**INSTRUCTION**
Provide the count of lines that hold "segments" and no other output.
————————
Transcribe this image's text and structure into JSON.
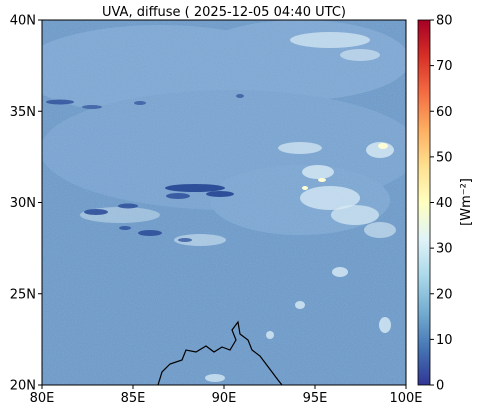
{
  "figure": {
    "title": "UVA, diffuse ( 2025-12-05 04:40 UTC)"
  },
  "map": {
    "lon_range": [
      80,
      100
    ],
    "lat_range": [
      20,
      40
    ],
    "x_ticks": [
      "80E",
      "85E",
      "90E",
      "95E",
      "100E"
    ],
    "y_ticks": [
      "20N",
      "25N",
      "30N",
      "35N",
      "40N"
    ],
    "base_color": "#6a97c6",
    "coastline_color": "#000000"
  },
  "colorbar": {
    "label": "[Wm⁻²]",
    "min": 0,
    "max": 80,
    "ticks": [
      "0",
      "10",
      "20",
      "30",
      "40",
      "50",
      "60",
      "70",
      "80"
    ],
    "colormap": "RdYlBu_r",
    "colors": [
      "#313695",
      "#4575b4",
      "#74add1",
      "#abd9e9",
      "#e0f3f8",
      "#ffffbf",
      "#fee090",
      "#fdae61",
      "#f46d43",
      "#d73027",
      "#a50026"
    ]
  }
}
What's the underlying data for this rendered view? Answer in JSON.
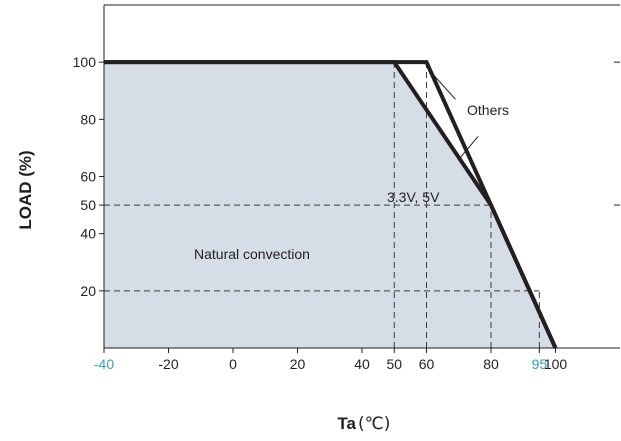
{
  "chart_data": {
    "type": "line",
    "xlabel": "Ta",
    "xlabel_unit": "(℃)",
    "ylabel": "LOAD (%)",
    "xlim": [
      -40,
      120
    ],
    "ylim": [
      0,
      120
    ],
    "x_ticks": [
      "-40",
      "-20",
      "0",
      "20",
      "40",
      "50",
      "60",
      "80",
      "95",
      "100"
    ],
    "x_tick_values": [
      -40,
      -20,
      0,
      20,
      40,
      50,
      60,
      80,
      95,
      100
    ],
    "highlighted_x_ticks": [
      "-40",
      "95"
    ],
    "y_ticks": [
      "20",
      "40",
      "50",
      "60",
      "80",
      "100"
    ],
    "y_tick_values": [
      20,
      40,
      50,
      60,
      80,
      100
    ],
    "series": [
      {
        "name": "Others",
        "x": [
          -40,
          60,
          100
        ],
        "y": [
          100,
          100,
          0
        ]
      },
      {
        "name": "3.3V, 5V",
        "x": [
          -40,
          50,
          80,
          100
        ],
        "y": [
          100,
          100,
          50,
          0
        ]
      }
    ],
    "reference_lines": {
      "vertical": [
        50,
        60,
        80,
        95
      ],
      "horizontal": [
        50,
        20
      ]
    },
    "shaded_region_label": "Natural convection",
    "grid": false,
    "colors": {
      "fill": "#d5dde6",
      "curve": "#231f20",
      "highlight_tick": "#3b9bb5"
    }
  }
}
————————
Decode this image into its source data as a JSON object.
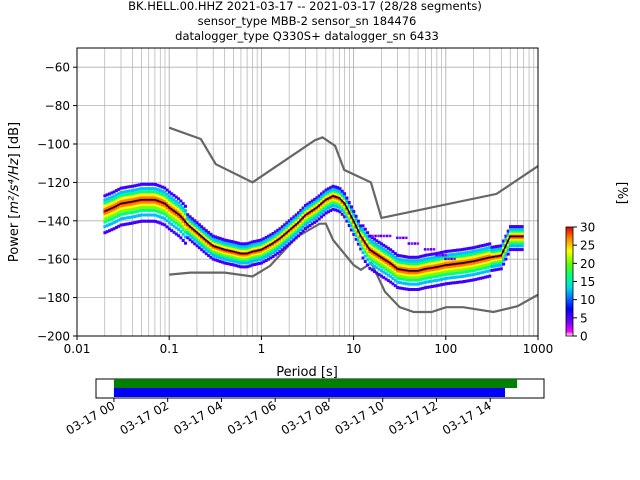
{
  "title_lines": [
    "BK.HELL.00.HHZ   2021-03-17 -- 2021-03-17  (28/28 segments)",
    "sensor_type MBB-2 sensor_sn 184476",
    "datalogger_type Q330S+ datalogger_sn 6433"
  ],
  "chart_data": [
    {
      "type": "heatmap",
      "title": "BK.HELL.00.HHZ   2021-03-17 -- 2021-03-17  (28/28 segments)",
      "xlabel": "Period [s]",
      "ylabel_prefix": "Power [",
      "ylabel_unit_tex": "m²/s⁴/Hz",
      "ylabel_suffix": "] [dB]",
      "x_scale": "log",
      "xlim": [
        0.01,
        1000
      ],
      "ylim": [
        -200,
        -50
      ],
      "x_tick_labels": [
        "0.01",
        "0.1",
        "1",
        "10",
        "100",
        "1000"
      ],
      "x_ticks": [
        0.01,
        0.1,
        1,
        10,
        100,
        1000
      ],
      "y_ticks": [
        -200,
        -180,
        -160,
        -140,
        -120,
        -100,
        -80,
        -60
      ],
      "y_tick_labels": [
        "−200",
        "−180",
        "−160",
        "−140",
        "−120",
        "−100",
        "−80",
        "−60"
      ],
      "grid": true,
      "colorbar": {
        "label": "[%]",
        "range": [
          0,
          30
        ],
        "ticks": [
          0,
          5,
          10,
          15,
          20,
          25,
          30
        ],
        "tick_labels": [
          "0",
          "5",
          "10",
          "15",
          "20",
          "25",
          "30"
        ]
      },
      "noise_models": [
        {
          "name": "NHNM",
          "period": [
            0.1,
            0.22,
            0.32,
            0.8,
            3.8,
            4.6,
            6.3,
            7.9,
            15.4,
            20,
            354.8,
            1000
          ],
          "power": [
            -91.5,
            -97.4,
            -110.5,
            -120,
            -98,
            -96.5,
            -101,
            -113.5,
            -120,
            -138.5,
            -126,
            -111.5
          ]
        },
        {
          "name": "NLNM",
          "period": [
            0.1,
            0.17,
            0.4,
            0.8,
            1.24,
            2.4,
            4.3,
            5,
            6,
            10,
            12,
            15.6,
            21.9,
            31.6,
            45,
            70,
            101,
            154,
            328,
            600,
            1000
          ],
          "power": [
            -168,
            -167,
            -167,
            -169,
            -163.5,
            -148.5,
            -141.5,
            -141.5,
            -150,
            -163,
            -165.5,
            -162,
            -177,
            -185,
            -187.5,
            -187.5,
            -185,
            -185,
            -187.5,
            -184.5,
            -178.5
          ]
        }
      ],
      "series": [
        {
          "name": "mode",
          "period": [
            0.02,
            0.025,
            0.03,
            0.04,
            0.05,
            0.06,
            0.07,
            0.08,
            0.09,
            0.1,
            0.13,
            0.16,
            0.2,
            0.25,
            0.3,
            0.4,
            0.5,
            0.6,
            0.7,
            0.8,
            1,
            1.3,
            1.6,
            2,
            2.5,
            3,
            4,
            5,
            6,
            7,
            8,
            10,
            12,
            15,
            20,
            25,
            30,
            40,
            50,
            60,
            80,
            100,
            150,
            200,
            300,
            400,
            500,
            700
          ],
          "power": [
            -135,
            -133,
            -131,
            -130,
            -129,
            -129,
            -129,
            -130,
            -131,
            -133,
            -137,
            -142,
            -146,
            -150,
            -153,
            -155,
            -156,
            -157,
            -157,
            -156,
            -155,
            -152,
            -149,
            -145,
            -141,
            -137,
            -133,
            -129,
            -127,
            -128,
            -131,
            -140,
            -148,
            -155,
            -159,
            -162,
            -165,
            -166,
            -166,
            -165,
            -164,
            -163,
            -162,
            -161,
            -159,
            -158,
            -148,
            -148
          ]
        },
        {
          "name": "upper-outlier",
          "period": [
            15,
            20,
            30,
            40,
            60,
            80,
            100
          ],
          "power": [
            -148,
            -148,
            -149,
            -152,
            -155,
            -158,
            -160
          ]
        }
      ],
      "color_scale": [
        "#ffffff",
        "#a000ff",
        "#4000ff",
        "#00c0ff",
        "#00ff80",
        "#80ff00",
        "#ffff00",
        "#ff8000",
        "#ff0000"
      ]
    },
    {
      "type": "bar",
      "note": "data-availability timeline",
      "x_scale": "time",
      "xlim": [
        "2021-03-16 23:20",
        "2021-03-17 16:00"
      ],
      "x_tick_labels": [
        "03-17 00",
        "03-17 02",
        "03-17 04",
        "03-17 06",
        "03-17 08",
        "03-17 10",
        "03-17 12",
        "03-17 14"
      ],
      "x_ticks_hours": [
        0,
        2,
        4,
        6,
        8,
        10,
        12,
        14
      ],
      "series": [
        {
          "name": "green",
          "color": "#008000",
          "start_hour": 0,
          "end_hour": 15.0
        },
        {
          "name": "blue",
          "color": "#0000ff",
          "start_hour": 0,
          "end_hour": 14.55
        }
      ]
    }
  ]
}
————————
**EXERCISE RESPONSE**
2